#### Given problem
Lines that contain "ビットコイン" are to be counted; give only their number.
── Record list
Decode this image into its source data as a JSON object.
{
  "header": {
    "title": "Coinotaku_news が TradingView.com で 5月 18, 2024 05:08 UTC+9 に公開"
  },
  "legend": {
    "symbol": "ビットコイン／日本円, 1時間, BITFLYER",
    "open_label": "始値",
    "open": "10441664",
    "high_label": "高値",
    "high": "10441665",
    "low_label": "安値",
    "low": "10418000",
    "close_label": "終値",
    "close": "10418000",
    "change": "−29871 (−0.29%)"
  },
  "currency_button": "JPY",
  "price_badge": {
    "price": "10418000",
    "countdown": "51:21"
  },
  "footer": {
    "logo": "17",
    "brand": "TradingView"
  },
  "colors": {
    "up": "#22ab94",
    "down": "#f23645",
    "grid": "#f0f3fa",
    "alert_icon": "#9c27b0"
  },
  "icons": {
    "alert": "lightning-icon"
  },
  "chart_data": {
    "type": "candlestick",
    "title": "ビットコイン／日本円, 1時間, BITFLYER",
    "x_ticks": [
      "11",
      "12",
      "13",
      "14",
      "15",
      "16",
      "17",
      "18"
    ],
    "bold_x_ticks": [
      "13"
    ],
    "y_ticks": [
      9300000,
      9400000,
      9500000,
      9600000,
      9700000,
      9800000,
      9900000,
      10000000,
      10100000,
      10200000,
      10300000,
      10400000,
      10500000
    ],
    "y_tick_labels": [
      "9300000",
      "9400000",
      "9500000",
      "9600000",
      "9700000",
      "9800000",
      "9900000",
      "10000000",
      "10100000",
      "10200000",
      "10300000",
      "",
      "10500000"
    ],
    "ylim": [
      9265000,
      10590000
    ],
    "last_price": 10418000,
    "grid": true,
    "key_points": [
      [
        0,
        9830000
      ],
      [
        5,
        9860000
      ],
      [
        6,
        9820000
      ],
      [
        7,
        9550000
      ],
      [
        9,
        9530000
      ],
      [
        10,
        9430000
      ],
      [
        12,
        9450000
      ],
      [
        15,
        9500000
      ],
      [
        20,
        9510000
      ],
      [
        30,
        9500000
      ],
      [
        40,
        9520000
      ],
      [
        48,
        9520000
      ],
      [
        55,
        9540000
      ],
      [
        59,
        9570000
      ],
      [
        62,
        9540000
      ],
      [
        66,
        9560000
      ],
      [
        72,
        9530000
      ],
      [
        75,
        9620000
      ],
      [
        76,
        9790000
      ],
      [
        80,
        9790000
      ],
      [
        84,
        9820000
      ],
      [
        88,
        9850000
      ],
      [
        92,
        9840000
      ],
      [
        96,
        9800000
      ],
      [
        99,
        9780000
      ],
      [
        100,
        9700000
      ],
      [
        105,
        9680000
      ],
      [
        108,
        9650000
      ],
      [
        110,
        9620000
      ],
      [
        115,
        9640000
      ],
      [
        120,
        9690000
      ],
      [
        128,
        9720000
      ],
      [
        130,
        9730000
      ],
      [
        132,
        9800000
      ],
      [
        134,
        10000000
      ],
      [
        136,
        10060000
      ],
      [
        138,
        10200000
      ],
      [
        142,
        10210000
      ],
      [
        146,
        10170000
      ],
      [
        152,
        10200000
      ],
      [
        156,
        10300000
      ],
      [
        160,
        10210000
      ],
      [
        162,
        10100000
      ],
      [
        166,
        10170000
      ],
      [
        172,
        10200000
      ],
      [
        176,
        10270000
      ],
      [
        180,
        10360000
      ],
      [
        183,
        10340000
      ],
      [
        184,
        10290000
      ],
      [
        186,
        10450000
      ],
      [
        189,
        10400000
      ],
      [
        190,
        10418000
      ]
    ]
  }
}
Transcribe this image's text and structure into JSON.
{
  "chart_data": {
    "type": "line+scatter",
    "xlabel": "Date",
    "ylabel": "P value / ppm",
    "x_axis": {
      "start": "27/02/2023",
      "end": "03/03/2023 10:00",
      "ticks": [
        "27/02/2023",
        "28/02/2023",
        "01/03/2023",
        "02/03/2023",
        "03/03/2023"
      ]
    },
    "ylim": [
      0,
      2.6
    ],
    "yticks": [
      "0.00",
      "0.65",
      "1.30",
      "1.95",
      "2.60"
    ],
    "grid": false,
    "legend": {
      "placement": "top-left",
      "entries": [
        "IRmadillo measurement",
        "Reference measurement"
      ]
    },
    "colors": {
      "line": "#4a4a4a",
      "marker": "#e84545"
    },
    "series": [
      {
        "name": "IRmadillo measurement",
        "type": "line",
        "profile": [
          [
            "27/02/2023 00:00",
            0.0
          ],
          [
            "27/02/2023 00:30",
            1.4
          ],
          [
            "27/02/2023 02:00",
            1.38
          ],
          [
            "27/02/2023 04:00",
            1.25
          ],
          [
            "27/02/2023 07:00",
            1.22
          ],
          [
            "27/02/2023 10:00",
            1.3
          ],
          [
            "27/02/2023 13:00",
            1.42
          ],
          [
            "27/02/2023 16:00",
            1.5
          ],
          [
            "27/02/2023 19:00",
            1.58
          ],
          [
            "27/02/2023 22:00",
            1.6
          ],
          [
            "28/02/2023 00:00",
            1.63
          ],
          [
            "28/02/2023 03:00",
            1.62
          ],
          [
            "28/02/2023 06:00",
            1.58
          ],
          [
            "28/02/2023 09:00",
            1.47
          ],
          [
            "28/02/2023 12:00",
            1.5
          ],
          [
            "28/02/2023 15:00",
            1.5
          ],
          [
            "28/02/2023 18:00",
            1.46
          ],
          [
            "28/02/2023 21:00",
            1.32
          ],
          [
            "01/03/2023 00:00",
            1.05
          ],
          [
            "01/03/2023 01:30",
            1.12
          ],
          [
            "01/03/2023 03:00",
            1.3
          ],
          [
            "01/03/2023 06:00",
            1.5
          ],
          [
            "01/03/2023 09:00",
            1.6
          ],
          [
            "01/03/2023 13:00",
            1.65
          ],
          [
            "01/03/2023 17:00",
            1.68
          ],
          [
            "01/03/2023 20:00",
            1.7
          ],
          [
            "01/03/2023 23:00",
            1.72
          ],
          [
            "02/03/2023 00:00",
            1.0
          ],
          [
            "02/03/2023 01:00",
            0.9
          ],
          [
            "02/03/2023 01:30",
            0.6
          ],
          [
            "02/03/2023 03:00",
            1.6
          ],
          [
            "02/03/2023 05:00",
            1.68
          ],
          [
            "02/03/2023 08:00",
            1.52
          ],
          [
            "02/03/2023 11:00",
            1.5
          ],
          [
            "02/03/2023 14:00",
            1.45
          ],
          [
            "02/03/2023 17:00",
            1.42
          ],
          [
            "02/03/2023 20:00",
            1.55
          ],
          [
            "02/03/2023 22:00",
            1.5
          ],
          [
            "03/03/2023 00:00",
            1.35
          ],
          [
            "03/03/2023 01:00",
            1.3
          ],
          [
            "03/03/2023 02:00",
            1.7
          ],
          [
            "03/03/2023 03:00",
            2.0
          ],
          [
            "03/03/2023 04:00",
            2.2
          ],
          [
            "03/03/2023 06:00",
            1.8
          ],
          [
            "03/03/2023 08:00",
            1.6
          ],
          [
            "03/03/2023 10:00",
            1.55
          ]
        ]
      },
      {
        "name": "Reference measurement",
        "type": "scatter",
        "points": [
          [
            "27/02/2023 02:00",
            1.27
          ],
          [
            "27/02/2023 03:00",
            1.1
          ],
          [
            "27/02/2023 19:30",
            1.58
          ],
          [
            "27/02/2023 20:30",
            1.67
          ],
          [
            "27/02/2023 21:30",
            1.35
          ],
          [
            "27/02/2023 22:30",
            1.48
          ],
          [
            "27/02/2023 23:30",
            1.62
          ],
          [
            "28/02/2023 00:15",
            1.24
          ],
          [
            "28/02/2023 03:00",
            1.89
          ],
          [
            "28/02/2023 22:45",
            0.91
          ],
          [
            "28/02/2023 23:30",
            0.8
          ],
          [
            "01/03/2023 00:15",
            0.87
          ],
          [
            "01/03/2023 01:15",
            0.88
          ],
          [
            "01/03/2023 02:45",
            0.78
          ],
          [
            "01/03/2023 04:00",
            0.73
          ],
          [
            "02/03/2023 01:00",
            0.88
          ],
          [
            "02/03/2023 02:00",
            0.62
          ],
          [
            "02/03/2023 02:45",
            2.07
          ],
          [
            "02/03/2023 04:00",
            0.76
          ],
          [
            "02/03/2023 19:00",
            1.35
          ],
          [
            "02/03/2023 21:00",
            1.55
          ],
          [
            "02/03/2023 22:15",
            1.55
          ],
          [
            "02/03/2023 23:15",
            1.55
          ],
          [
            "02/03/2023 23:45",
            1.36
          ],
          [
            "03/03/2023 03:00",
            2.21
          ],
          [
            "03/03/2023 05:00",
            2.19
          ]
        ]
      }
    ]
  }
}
────
#### Task result
2